Stored records
- - -

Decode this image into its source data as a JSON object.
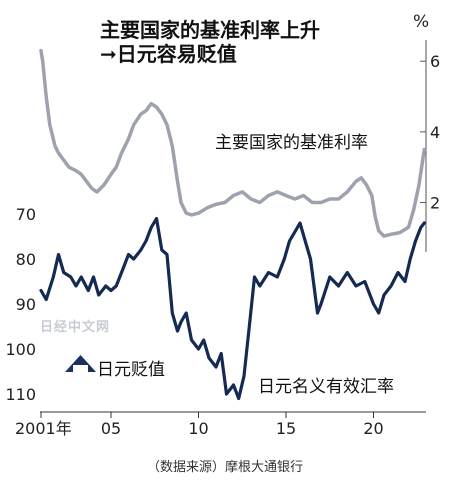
{
  "watermark": "日经中文网",
  "source": "（数据来源）摩根大通银行",
  "chart_data": {
    "type": "line",
    "title": [
      "主要国家的基准利率上升",
      "➞日元容易贬值"
    ],
    "unit": "%",
    "x_ticks": [
      "2001年",
      "05",
      "10",
      "15",
      "20"
    ],
    "x_tick_values": [
      2001,
      2005,
      2010,
      2015,
      2020
    ],
    "xlim": [
      2001,
      2023
    ],
    "right_axis": {
      "label": "%",
      "ticks": [
        2,
        4,
        6
      ],
      "range": [
        0.6,
        6.6
      ],
      "color": "#9ea2ae"
    },
    "left_axis": {
      "ticks": [
        70,
        80,
        90,
        100,
        110
      ],
      "range": [
        66,
        114
      ],
      "inverted": true,
      "color": "#152a52"
    },
    "up_arrow_label": "日元贬值",
    "series": [
      {
        "name": "主要国家的基准利率",
        "axis": "right",
        "color": "#9ea2ae",
        "x": [
          2001.0,
          2001.1,
          2001.3,
          2001.5,
          2001.8,
          2002.0,
          2002.3,
          2002.6,
          2003.0,
          2003.3,
          2003.6,
          2003.9,
          2004.2,
          2004.6,
          2005.0,
          2005.3,
          2005.6,
          2006.0,
          2006.3,
          2006.7,
          2007.0,
          2007.3,
          2007.6,
          2007.9,
          2008.2,
          2008.5,
          2008.8,
          2009.0,
          2009.3,
          2009.6,
          2010.0,
          2010.5,
          2011.0,
          2011.5,
          2012.0,
          2012.5,
          2013.0,
          2013.5,
          2014.0,
          2014.5,
          2015.0,
          2015.5,
          2016.0,
          2016.5,
          2017.0,
          2017.5,
          2018.0,
          2018.5,
          2019.0,
          2019.3,
          2019.6,
          2019.9,
          2020.1,
          2020.3,
          2020.6,
          2021.0,
          2021.5,
          2022.0,
          2022.3,
          2022.6,
          2022.9
        ],
        "y": [
          6.3,
          6.0,
          5.0,
          4.2,
          3.6,
          3.4,
          3.2,
          3.0,
          2.9,
          2.8,
          2.6,
          2.4,
          2.3,
          2.5,
          2.8,
          3.0,
          3.4,
          3.8,
          4.2,
          4.5,
          4.6,
          4.8,
          4.7,
          4.5,
          4.2,
          3.6,
          2.6,
          2.0,
          1.7,
          1.65,
          1.7,
          1.85,
          1.95,
          2.0,
          2.2,
          2.3,
          2.1,
          2.0,
          2.2,
          2.3,
          2.2,
          2.1,
          2.2,
          2.0,
          2.0,
          2.1,
          2.1,
          2.3,
          2.6,
          2.7,
          2.5,
          2.2,
          1.6,
          1.2,
          1.05,
          1.1,
          1.15,
          1.3,
          1.8,
          2.5,
          3.5
        ]
      },
      {
        "name": "日元名义有效汇率",
        "axis": "left",
        "color": "#152a52",
        "x": [
          2001.0,
          2001.3,
          2001.7,
          2002.0,
          2002.3,
          2002.7,
          2003.0,
          2003.3,
          2003.7,
          2004.0,
          2004.3,
          2004.7,
          2005.0,
          2005.3,
          2005.7,
          2006.0,
          2006.3,
          2006.7,
          2007.0,
          2007.3,
          2007.6,
          2007.9,
          2008.2,
          2008.5,
          2008.8,
          2009.0,
          2009.3,
          2009.6,
          2010.0,
          2010.3,
          2010.6,
          2011.0,
          2011.3,
          2011.6,
          2012.0,
          2012.3,
          2012.6,
          2012.9,
          2013.2,
          2013.5,
          2014.0,
          2014.5,
          2014.9,
          2015.2,
          2015.5,
          2015.8,
          2016.1,
          2016.4,
          2016.8,
          2017.0,
          2017.5,
          2018.0,
          2018.5,
          2019.0,
          2019.5,
          2020.0,
          2020.3,
          2020.6,
          2021.0,
          2021.4,
          2021.8,
          2022.1,
          2022.4,
          2022.7,
          2022.9
        ],
        "y": [
          87,
          89,
          84,
          79,
          83,
          84,
          86,
          84,
          87,
          84,
          88,
          86,
          87,
          86,
          82,
          79,
          80,
          78,
          76,
          73,
          71,
          78,
          79,
          92,
          96,
          94,
          92,
          98,
          100,
          98,
          102,
          104,
          101,
          110,
          108,
          111,
          106,
          95,
          84,
          86,
          83,
          84,
          80,
          76,
          74,
          72,
          76,
          80,
          92,
          90,
          84,
          86,
          83,
          86,
          85,
          90,
          92,
          88,
          86,
          83,
          85,
          80,
          76,
          73,
          72
        ]
      }
    ]
  }
}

- - -

What you will do
Retype everything in the material word for word, minus pictures.

Right answer
Decode this image into its source data as a JSON object.
{
  "watermark": "日经中文网",
  "source": "（数据来源）摩根大通银行",
  "chart_data": {
    "type": "line",
    "title": [
      "主要国家的基准利率上升",
      "➞日元容易贬值"
    ],
    "unit": "%",
    "x_ticks": [
      "2001年",
      "05",
      "10",
      "15",
      "20"
    ],
    "x_tick_values": [
      2001,
      2005,
      2010,
      2015,
      2020
    ],
    "xlim": [
      2001,
      2023
    ],
    "right_axis": {
      "label": "%",
      "ticks": [
        2,
        4,
        6
      ],
      "range": [
        0.6,
        6.6
      ],
      "color": "#9ea2ae"
    },
    "left_axis": {
      "ticks": [
        70,
        80,
        90,
        100,
        110
      ],
      "range": [
        66,
        114
      ],
      "inverted": true,
      "color": "#152a52"
    },
    "up_arrow_label": "日元贬值",
    "series": [
      {
        "name": "主要国家的基准利率",
        "axis": "right",
        "color": "#9ea2ae",
        "x": [
          2001.0,
          2001.1,
          2001.3,
          2001.5,
          2001.8,
          2002.0,
          2002.3,
          2002.6,
          2003.0,
          2003.3,
          2003.6,
          2003.9,
          2004.2,
          2004.6,
          2005.0,
          2005.3,
          2005.6,
          2006.0,
          2006.3,
          2006.7,
          2007.0,
          2007.3,
          2007.6,
          2007.9,
          2008.2,
          2008.5,
          2008.8,
          2009.0,
          2009.3,
          2009.6,
          2010.0,
          2010.5,
          2011.0,
          2011.5,
          2012.0,
          2012.5,
          2013.0,
          2013.5,
          2014.0,
          2014.5,
          2015.0,
          2015.5,
          2016.0,
          2016.5,
          2017.0,
          2017.5,
          2018.0,
          2018.5,
          2019.0,
          2019.3,
          2019.6,
          2019.9,
          2020.1,
          2020.3,
          2020.6,
          2021.0,
          2021.5,
          2022.0,
          2022.3,
          2022.6,
          2022.9
        ],
        "y": [
          6.3,
          6.0,
          5.0,
          4.2,
          3.6,
          3.4,
          3.2,
          3.0,
          2.9,
          2.8,
          2.6,
          2.4,
          2.3,
          2.5,
          2.8,
          3.0,
          3.4,
          3.8,
          4.2,
          4.5,
          4.6,
          4.8,
          4.7,
          4.5,
          4.2,
          3.6,
          2.6,
          2.0,
          1.7,
          1.65,
          1.7,
          1.85,
          1.95,
          2.0,
          2.2,
          2.3,
          2.1,
          2.0,
          2.2,
          2.3,
          2.2,
          2.1,
          2.2,
          2.0,
          2.0,
          2.1,
          2.1,
          2.3,
          2.6,
          2.7,
          2.5,
          2.2,
          1.6,
          1.2,
          1.05,
          1.1,
          1.15,
          1.3,
          1.8,
          2.5,
          3.5
        ]
      },
      {
        "name": "日元名义有效汇率",
        "axis": "left",
        "color": "#152a52",
        "x": [
          2001.0,
          2001.3,
          2001.7,
          2002.0,
          2002.3,
          2002.7,
          2003.0,
          2003.3,
          2003.7,
          2004.0,
          2004.3,
          2004.7,
          2005.0,
          2005.3,
          2005.7,
          2006.0,
          2006.3,
          2006.7,
          2007.0,
          2007.3,
          2007.6,
          2007.9,
          2008.2,
          2008.5,
          2008.8,
          2009.0,
          2009.3,
          2009.6,
          2010.0,
          2010.3,
          2010.6,
          2011.0,
          2011.3,
          2011.6,
          2012.0,
          2012.3,
          2012.6,
          2012.9,
          2013.2,
          2013.5,
          2014.0,
          2014.5,
          2014.9,
          2015.2,
          2015.5,
          2015.8,
          2016.1,
          2016.4,
          2016.8,
          2017.0,
          2017.5,
          2018.0,
          2018.5,
          2019.0,
          2019.5,
          2020.0,
          2020.3,
          2020.6,
          2021.0,
          2021.4,
          2021.8,
          2022.1,
          2022.4,
          2022.7,
          2022.9
        ],
        "y": [
          87,
          89,
          84,
          79,
          83,
          84,
          86,
          84,
          87,
          84,
          88,
          86,
          87,
          86,
          82,
          79,
          80,
          78,
          76,
          73,
          71,
          78,
          79,
          92,
          96,
          94,
          92,
          98,
          100,
          98,
          102,
          104,
          101,
          110,
          108,
          111,
          106,
          95,
          84,
          86,
          83,
          84,
          80,
          76,
          74,
          72,
          76,
          80,
          92,
          90,
          84,
          86,
          83,
          86,
          85,
          90,
          92,
          88,
          86,
          83,
          85,
          80,
          76,
          73,
          72
        ]
      }
    ]
  }
}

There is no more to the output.